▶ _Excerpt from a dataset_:
◇ ◇ ◇ ◇ ◇

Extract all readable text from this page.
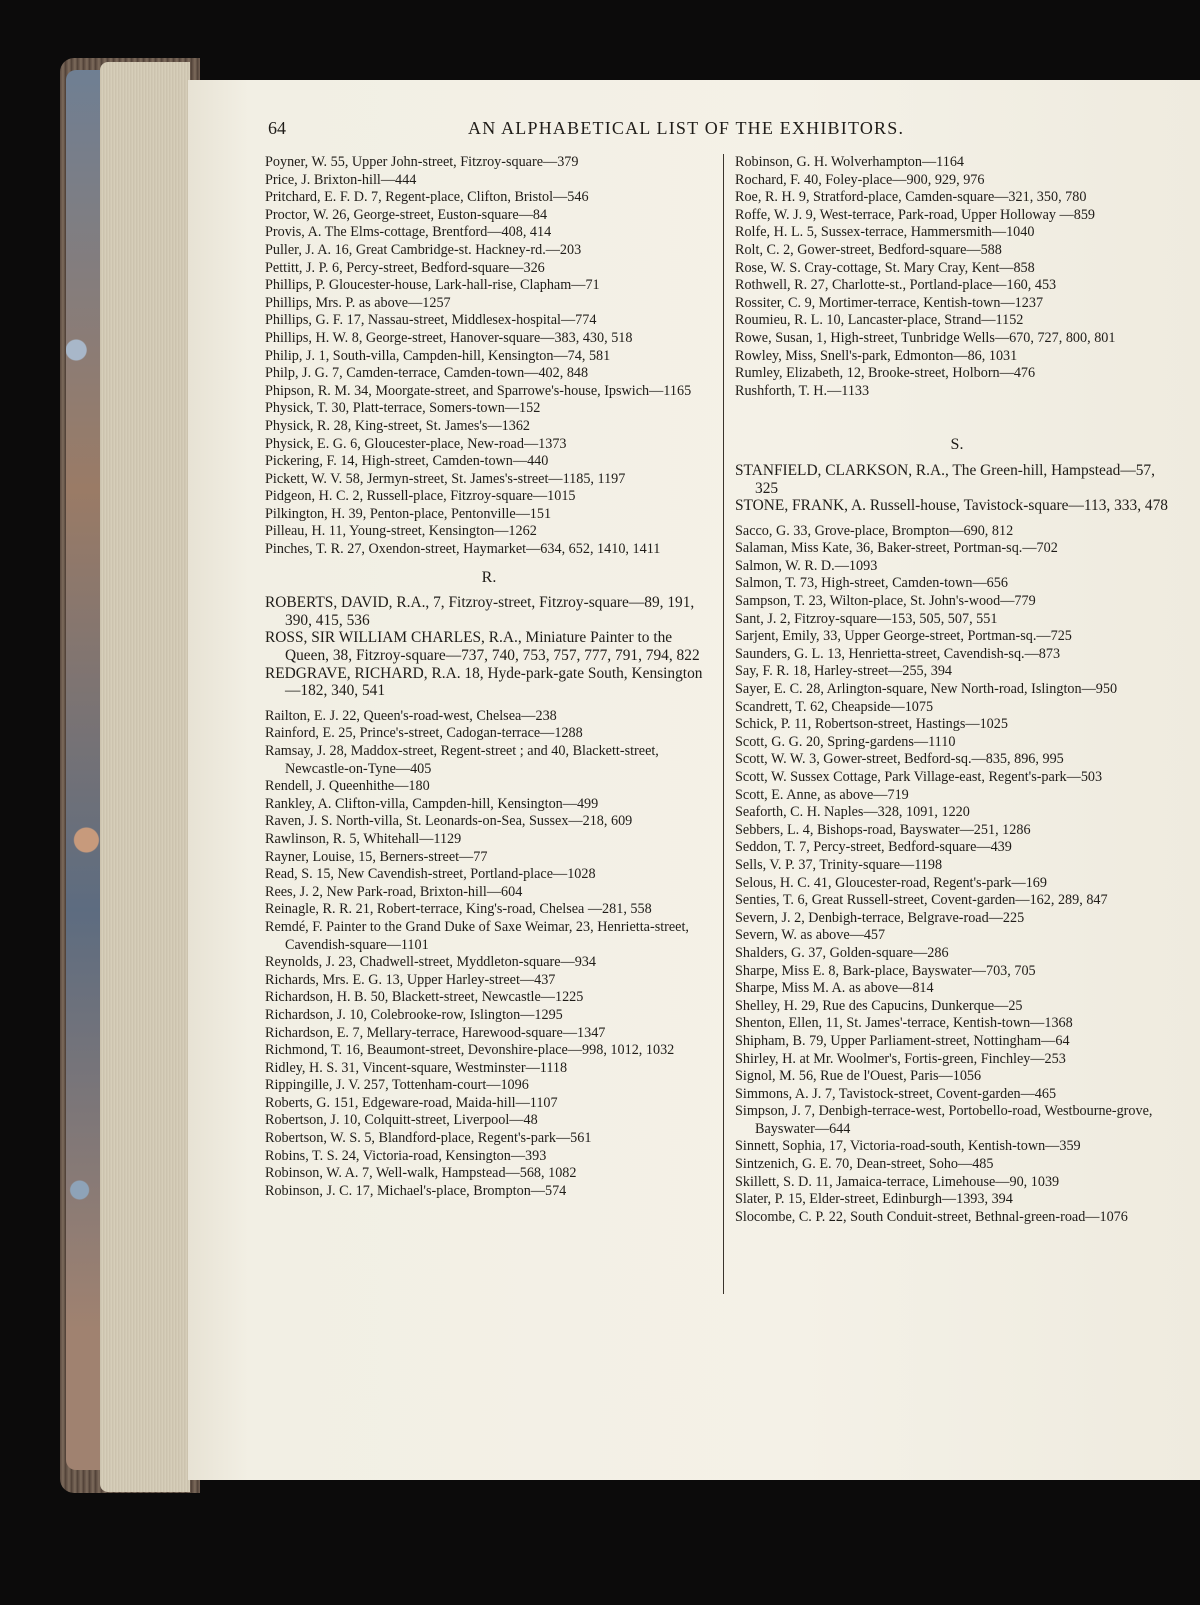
64	AN ALPHABETICAL LIST OF THE EXHIBITORS.

Poyner, W. 55, Upper John-street, Fitzroy-square—379

Price, J. Brixton-hill—444

Pritchard, E. F. D. 7, Regent-place, Clifton, Bristol—546

Proctor, W. 26, George-street, Euston-square—84

Provis, A. The Elms-cottage, Brentford—408, 414

Puller, J. A. 16, Great Cambridge-st. Hackney-rd.—203

Pettitt, J. P. 6, Percy-street, Bedford-square—326

Phillips, P. Gloucester-house, Lark-hall-rise, Clapham—71

Phillips, Mrs. P. as above—1257

Phillips, G. F. 17, Nassau-street, Middlesex-hospital—774

Phillips, H. W. 8, George-street, Hanover-square—383, 430, 518

Philip, J. 1, South-villa, Campden-hill, Kensington—74, 581

Philp, J. G. 7, Camden-terrace, Camden-town—402, 848

Phipson, R. M. 34, Moorgate-street, and Sparrowe's-house, Ipswich—1165

Physick, T. 30, Platt-terrace, Somers-town—152

Physick, R. 28, King-street, St. James's—1362

Physick, E. G. 6, Gloucester-place, New-road—1373

Pickering, F. 14, High-street, Camden-town—440

Pickett, W. V. 58, Jermyn-street, St. James's-street—1185, 1197

Pidgeon, H. C. 2, Russell-place, Fitzroy-square—1015

Pilkington, H. 39, Penton-place, Pentonville—151

Pilleau, H. 11, Young-street, Kensington—1262

Pinches, T. R. 27, Oxendon-street, Haymarket—634, 652, 1410, 1411

R.

ROBERTS, DAVID, R.A., 7, Fitzroy-street, Fitzroy-square—89, 191, 390, 415, 536

ROSS, SIR WILLIAM CHARLES, R.A., Miniature Painter to the Queen, 38, Fitzroy-square—737, 740, 753, 757, 777, 791, 794, 822

REDGRAVE, RICHARD, R.A. 18, Hyde-park-gate South, Kensington—182, 340, 541

Railton, E. J. 22, Queen's-road-west, Chelsea—238

Rainford, E. 25, Prince's-street, Cadogan-terrace—1288

Ramsay, J. 28, Maddox-street, Regent-street ; and 40, Blackett-street, Newcastle-on-Tyne—405

Rendell, J. Queenhithe—180

Rankley, A. Clifton-villa, Campden-hill, Kensington—499

Raven, J. S. North-villa, St. Leonards-on-Sea, Sussex—218, 609

Rawlinson, R. 5, Whitehall—1129

Rayner, Louise, 15, Berners-street—77

Read, S. 15, New Cavendish-street, Portland-place—1028

Rees, J. 2, New Park-road, Brixton-hill—604

Reinagle, R. R. 21, Robert-terrace, King's-road, Chelsea —281, 558

Remdé, F. Painter to the Grand Duke of Saxe Weimar, 23, Henrietta-street, Cavendish-square—1101

Reynolds, J. 23, Chadwell-street, Myddleton-square—934

Richards, Mrs. E. G. 13, Upper Harley-street—437

Richardson, H. B. 50, Blackett-street, Newcastle—1225

Richardson, J. 10, Colebrooke-row, Islington—1295

Richardson, E. 7, Mellary-terrace, Harewood-square—1347

Richmond, T. 16, Beaumont-street, Devonshire-place—998, 1012, 1032

Ridley, H. S. 31, Vincent-square, Westminster—1118

Rippingille, J. V. 257, Tottenham-court—1096

Roberts, G. 151, Edgeware-road, Maida-hill—1107

Robertson, J. 10, Colquitt-street, Liverpool—48

Robertson, W. S. 5, Blandford-place, Regent's-park—561

Robins, T. S. 24, Victoria-road, Kensington—393

Robinson, W. A. 7, Well-walk, Hampstead—568, 1082

Robinson, J. C. 17, Michael's-place, Brompton—574

Robinson, G. H. Wolverhampton—1164

Rochard, F. 40, Foley-place—900, 929, 976

Roe, R. H. 9, Stratford-place, Camden-square—321, 350, 780

Roffe, W. J. 9, West-terrace, Park-road, Upper Holloway —859

Rolfe, H. L. 5, Sussex-terrace, Hammersmith—1040

Rolt, C. 2, Gower-street, Bedford-square—588

Rose, W. S. Cray-cottage, St. Mary Cray, Kent—858

Rothwell, R. 27, Charlotte-st., Portland-place—160, 453

Rossiter, C. 9, Mortimer-terrace, Kentish-town—1237

Roumieu, R. L. 10, Lancaster-place, Strand—1152

Rowe, Susan, 1, High-street, Tunbridge Wells—670, 727, 800, 801

Rowley, Miss, Snell's-park, Edmonton—86, 1031

Rumley, Elizabeth, 12, Brooke-street, Holborn—476

Rushforth, T. H.—1133

S.

STANFIELD, CLARKSON, R.A., The Green-hill, Hampstead—57, 325

STONE, FRANK, A. Russell-house, Tavistock-square—113, 333, 478

Sacco, G. 33, Grove-place, Brompton—690, 812

Salaman, Miss Kate, 36, Baker-street, Portman-sq.—702

Salmon, W. R. D.—1093

Salmon, T. 73, High-street, Camden-town—656

Sampson, T. 23, Wilton-place, St. John's-wood—779

Sant, J. 2, Fitzroy-square—153, 505, 507, 551

Sarjent, Emily, 33, Upper George-street, Portman-sq.—725

Saunders, G. L. 13, Henrietta-street, Cavendish-sq.—873

Say, F. R. 18, Harley-street—255, 394

Sayer, E. C. 28, Arlington-square, New North-road, Islington—950

Scandrett, T. 62, Cheapside—1075

Schick, P. 11, Robertson-street, Hastings—1025

Scott, G. G. 20, Spring-gardens—1110

Scott, W. W. 3, Gower-street, Bedford-sq.—835, 896, 995

Scott, W. Sussex Cottage, Park Village-east, Regent's-park—503

Scott, E. Anne, as above—719

Seaforth, C. H. Naples—328, 1091, 1220

Sebbers, L. 4, Bishops-road, Bayswater—251, 1286

Seddon, T. 7, Percy-street, Bedford-square—439

Sells, V. P. 37, Trinity-square—1198

Selous, H. C. 41, Gloucester-road, Regent's-park—169

Senties, T. 6, Great Russell-street, Covent-garden—162, 289, 847

Severn, J. 2, Denbigh-terrace, Belgrave-road—225

Severn, W. as above—457

Shalders, G. 37, Golden-square—286

Sharpe, Miss E. 8, Bark-place, Bayswater—703, 705

Sharpe, Miss M. A. as above—814

Shelley, H. 29, Rue des Capucins, Dunkerque—25

Shenton, Ellen, 11, St. James'-terrace, Kentish-town—1368

Shipham, B. 79, Upper Parliament-street, Nottingham—64

Shirley, H. at Mr. Woolmer's, Fortis-green, Finchley—253

Signol, M. 56, Rue de l'Ouest, Paris—1056

Simmons, A. J. 7, Tavistock-street, Covent-garden—465

Simpson, J. 7, Denbigh-terrace-west, Portobello-road, Westbourne-grove, Bayswater—644

Sinnett, Sophia, 17, Victoria-road-south, Kentish-town—359

Sintzenich, G. E. 70, Dean-street, Soho—485

Skillett, S. D. 11, Jamaica-terrace, Limehouse—90, 1039

Slater, P. 15, Elder-street, Edinburgh—1393, 394

Slocombe, C. P. 22, South Conduit-street, Bethnal-green-road—1076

◇ ◇ ◇ ◇ ◇

▶ _Task details_: Find and copy every line in the entries above where the string "Regent" occurs.

▶ _Result of the task_:
Pritchard, E. F. D. 7, Regent-place, Clifton, Bristol—546
Ramsay, J. 28, Maddox-street, Regent-street ; and 40, Blackett-street, Newcastle-on-Tyne—405
Robertson, W. S. 5, Blandford-place, Regent's-park—561
Scott, W. Sussex Cottage, Park Village-east, Regent's-park—503
Selous, H. C. 41, Gloucester-road, Regent's-park—169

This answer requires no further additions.